Introduction

Stepper motors are an ideal choice for accurately moving and positioning mechanical devices. Using techniques like microstepping the position of the motor shaft can be controlled with a great deal of precision.

Stepper motors are available in a wide range of sizes. On the small end of the scale are the steppers used within DVD and Blu Ray drives to position the laser head. On the other end of the scale are huge steppers that can control the position of industrial-sized 3D printers and CNC machines.

Using the larger stepper motors with an Arduino is not very different from using smaller ones. The main difference is in the selection of a driver module.

Stepper Motors & Drivers

We have covered stepper motors in detail in an earlier article and video, so if you need a refresher please see the previous material.

Big Stepper Motors With Arduino

In the previous article, we learned that stepper motors are available in two common wiring configurations, Unipolar and Bipolar. Most large stepper motors are bipolar, meaning that they have 4-wires, two per coil assembly.

Bipolar stepper motors can be driven using dedicated modules or with H-Bridges. In the previous article, we used both an A4988 stepper module and an L298N H-Bridge to drive bipolar stepper motors with an Arduino to drive a common NEMA 17 size motor.

To use a larger stepper motor we will need a bigger driver or H-Bridge, one that is capable of handling the current our motor will require.

Motor Specifications

Let’s take a look at the specifications of the stepper motor we are going to be using today. This is a NEMA 23 Bipolar Stepper Motor from Stepperonline.

This motor has the following specifications:

  • Step Angle: 1.8 deg
  • Holding Torque: 3.0Nm(425oz.in)
  • Rated Current/phase: 4.2A
  • Voltage: 3.78V
  • Phase Resistance: 0.9ohms
  • Inductance: 3.8mH ± 20%(1KHz)
  • Frame Size: 57 x 57mm
  • Body Length: 113mm
  • Weight: 1.8kg

As you can see from the size and weight, this is a BIG motor!

Large Stepper Motor

Most of the specifications are pretty self-explanatory. But one of them might seem a bit strange.

The voltage is rated at 3.78 volts. Which, to many people, may seem a bit on the small side!

The voltage rating is NOT the maximum voltage that the stepper motor can handle, nor is it the operating voltage that  the manufacturer recommends you use in your design. The voltage rating is actually just a mathematical calculation:

CURRENT (4.2 Amps) x RESISTANCE (0.9 Ohms) = VOLTAGE (3.78 Volts)

If you were to apply a static DC voltage to the stepper motor coils then you would apply 3.78 volts to get the 4.2 amps of holding current.

In real life, you don’t do that. You send pulses to the motor, pulses that are affected by the motor’s inductance as the pulses increase in frequency. To overcome this effect you apply a higher voltage to achieve the same 4.2 amp current.

When reading the stepper motor specifications the current is the key parameter you need to pay attention to, not the voltage.  You can easily drive this motor with a 36-volt power supply, as long as your motor driver limits the current.

Once you know the current requirements you can select the power supply and a motor driver. Keep in mind that as you will be microstepping the motor you’ll need to double the current requirements, as you will often have two coils engaged simultaneously.

■ DIRECTIONS FOR THIS TASK ■
Rewrite the stepper motor article starting with "Using the larger" and going on through "the previous material.", replacing "driver module" with "motor controller". Nothing in the listing is needed.

■ PROVIDED DATA ■
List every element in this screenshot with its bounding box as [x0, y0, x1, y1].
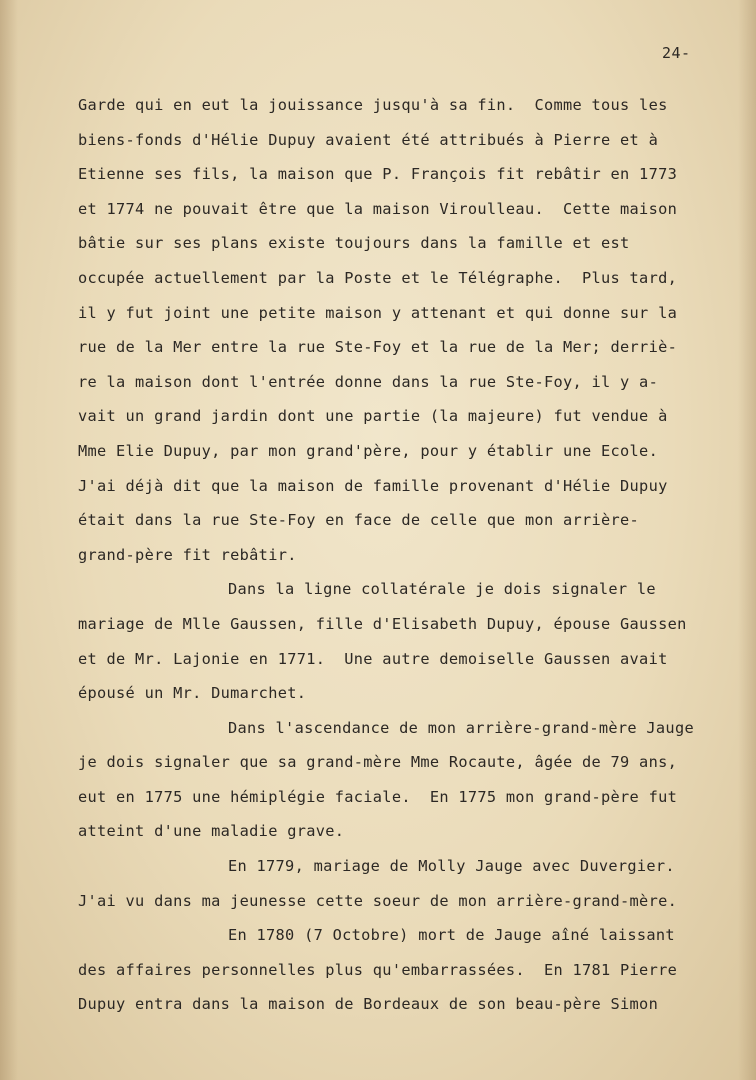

■ RESPONSE BELOW ■
Using the larger stepper motors with an Arduino is not very different from using smaller ones. The main difference is in the selection of a motor controller.

Stepper Motors & Drivers

We have covered stepper motors in detail in an earlier article and video, so if you need a refresher please see the previous material.